**THE EXERCISE**
Reproduce the whole listing, character for character.

(Records from a data collection)
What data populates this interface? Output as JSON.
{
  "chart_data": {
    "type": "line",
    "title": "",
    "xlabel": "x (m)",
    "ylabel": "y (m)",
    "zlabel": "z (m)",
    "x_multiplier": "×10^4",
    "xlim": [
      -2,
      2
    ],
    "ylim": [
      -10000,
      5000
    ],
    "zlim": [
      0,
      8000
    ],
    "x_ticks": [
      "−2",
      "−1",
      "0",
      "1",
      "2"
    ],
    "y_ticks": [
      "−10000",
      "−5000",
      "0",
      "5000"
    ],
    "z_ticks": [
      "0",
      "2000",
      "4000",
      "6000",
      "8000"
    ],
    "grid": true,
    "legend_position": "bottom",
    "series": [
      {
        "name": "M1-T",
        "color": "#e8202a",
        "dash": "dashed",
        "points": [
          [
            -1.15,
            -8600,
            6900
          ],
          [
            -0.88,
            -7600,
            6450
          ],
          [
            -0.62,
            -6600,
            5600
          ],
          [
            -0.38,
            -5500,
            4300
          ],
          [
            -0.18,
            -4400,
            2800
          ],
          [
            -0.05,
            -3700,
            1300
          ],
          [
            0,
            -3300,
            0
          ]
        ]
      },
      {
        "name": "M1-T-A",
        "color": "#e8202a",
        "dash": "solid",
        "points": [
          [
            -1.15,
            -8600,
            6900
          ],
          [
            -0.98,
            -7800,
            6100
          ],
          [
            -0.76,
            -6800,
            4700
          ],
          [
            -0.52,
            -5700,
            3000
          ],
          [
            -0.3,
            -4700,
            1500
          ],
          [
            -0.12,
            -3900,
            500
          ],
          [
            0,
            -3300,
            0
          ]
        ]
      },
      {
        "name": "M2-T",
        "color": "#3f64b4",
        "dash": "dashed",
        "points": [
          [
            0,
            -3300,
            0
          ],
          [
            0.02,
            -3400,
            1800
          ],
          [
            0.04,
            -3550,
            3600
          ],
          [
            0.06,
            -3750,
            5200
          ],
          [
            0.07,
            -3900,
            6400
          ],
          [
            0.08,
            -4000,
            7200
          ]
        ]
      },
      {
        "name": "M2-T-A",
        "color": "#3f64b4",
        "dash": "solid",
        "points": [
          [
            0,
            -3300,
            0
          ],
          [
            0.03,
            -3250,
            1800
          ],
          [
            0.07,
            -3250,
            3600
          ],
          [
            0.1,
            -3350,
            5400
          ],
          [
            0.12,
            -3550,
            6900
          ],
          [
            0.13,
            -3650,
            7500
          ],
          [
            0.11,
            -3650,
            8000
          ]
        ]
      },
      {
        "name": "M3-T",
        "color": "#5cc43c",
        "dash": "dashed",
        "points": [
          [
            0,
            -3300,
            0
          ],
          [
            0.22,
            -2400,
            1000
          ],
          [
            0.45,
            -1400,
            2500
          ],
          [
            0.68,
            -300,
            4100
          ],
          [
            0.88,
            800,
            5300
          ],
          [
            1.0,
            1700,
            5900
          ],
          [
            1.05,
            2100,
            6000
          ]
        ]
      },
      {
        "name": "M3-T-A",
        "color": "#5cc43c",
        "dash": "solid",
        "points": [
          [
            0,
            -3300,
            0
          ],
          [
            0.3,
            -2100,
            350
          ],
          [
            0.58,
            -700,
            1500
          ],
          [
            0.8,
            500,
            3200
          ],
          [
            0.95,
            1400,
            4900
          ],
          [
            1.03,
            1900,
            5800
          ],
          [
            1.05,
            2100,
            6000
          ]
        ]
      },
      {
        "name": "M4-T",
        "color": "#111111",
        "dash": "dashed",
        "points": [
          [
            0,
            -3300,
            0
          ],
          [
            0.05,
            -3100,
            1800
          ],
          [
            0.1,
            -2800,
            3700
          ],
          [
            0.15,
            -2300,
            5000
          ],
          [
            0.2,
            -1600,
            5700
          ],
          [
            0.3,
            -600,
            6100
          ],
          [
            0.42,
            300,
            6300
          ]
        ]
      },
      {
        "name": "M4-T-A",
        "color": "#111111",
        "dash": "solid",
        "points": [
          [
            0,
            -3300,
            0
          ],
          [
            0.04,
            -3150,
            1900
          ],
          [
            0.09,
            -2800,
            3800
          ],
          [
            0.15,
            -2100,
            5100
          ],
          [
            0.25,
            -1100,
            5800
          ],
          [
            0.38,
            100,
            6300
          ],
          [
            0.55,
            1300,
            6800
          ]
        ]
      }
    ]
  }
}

**ANSWER TO THE EXERCISE**
What data populates this interface? Output as JSON.
{
  "chart_data": {
    "type": "line",
    "title": "",
    "xlabel": "x (m)",
    "ylabel": "y (m)",
    "zlabel": "z (m)",
    "x_multiplier": "×10^4",
    "xlim": [
      -2,
      2
    ],
    "ylim": [
      -10000,
      5000
    ],
    "zlim": [
      0,
      8000
    ],
    "x_ticks": [
      "−2",
      "−1",
      "0",
      "1",
      "2"
    ],
    "y_ticks": [
      "−10000",
      "−5000",
      "0",
      "5000"
    ],
    "z_ticks": [
      "0",
      "2000",
      "4000",
      "6000",
      "8000"
    ],
    "grid": true,
    "legend_position": "bottom",
    "series": [
      {
        "name": "M1-T",
        "color": "#e8202a",
        "dash": "dashed",
        "points": [
          [
            -1.15,
            -8600,
            6900
          ],
          [
            -0.88,
            -7600,
            6450
          ],
          [
            -0.62,
            -6600,
            5600
          ],
          [
            -0.38,
            -5500,
            4300
          ],
          [
            -0.18,
            -4400,
            2800
          ],
          [
            -0.05,
            -3700,
            1300
          ],
          [
            0,
            -3300,
            0
          ]
        ]
      },
      {
        "name": "M1-T-A",
        "color": "#e8202a",
        "dash": "solid",
        "points": [
          [
            -1.15,
            -8600,
            6900
          ],
          [
            -0.98,
            -7800,
            6100
          ],
          [
            -0.76,
            -6800,
            4700
          ],
          [
            -0.52,
            -5700,
            3000
          ],
          [
            -0.3,
            -4700,
            1500
          ],
          [
            -0.12,
            -3900,
            500
          ],
          [
            0,
            -3300,
            0
          ]
        ]
      },
      {
        "name": "M2-T",
        "color": "#3f64b4",
        "dash": "dashed",
        "points": [
          [
            0,
            -3300,
            0
          ],
          [
            0.02,
            -3400,
            1800
          ],
          [
            0.04,
            -3550,
            3600
          ],
          [
            0.06,
            -3750,
            5200
          ],
          [
            0.07,
            -3900,
            6400
          ],
          [
            0.08,
            -4000,
            7200
          ]
        ]
      },
      {
        "name": "M2-T-A",
        "color": "#3f64b4",
        "dash": "solid",
        "points": [
          [
            0,
            -3300,
            0
          ],
          [
            0.03,
            -3250,
            1800
          ],
          [
            0.07,
            -3250,
            3600
          ],
          [
            0.1,
            -3350,
            5400
          ],
          [
            0.12,
            -3550,
            6900
          ],
          [
            0.13,
            -3650,
            7500
          ],
          [
            0.11,
            -3650,
            8000
          ]
        ]
      },
      {
        "name": "M3-T",
        "color": "#5cc43c",
        "dash": "dashed",
        "points": [
          [
            0,
            -3300,
            0
          ],
          [
            0.22,
            -2400,
            1000
          ],
          [
            0.45,
            -1400,
            2500
          ],
          [
            0.68,
            -300,
            4100
          ],
          [
            0.88,
            800,
            5300
          ],
          [
            1.0,
            1700,
            5900
          ],
          [
            1.05,
            2100,
            6000
          ]
        ]
      },
      {
        "name": "M3-T-A",
        "color": "#5cc43c",
        "dash": "solid",
        "points": [
          [
            0,
            -3300,
            0
          ],
          [
            0.3,
            -2100,
            350
          ],
          [
            0.58,
            -700,
            1500
          ],
          [
            0.8,
            500,
            3200
          ],
          [
            0.95,
            1400,
            4900
          ],
          [
            1.03,
            1900,
            5800
          ],
          [
            1.05,
            2100,
            6000
          ]
        ]
      },
      {
        "name": "M4-T",
        "color": "#111111",
        "dash": "dashed",
        "points": [
          [
            0,
            -3300,
            0
          ],
          [
            0.05,
            -3100,
            1800
          ],
          [
            0.1,
            -2800,
            3700
          ],
          [
            0.15,
            -2300,
            5000
          ],
          [
            0.2,
            -1600,
            5700
          ],
          [
            0.3,
            -600,
            6100
          ],
          [
            0.42,
            300,
            6300
          ]
        ]
      },
      {
        "name": "M4-T-A",
        "color": "#111111",
        "dash": "solid",
        "points": [
          [
            0,
            -3300,
            0
          ],
          [
            0.04,
            -3150,
            1900
          ],
          [
            0.09,
            -2800,
            3800
          ],
          [
            0.15,
            -2100,
            5100
          ],
          [
            0.25,
            -1100,
            5800
          ],
          [
            0.38,
            100,
            6300
          ],
          [
            0.55,
            1300,
            6800
          ]
        ]
      }
    ]
  }
}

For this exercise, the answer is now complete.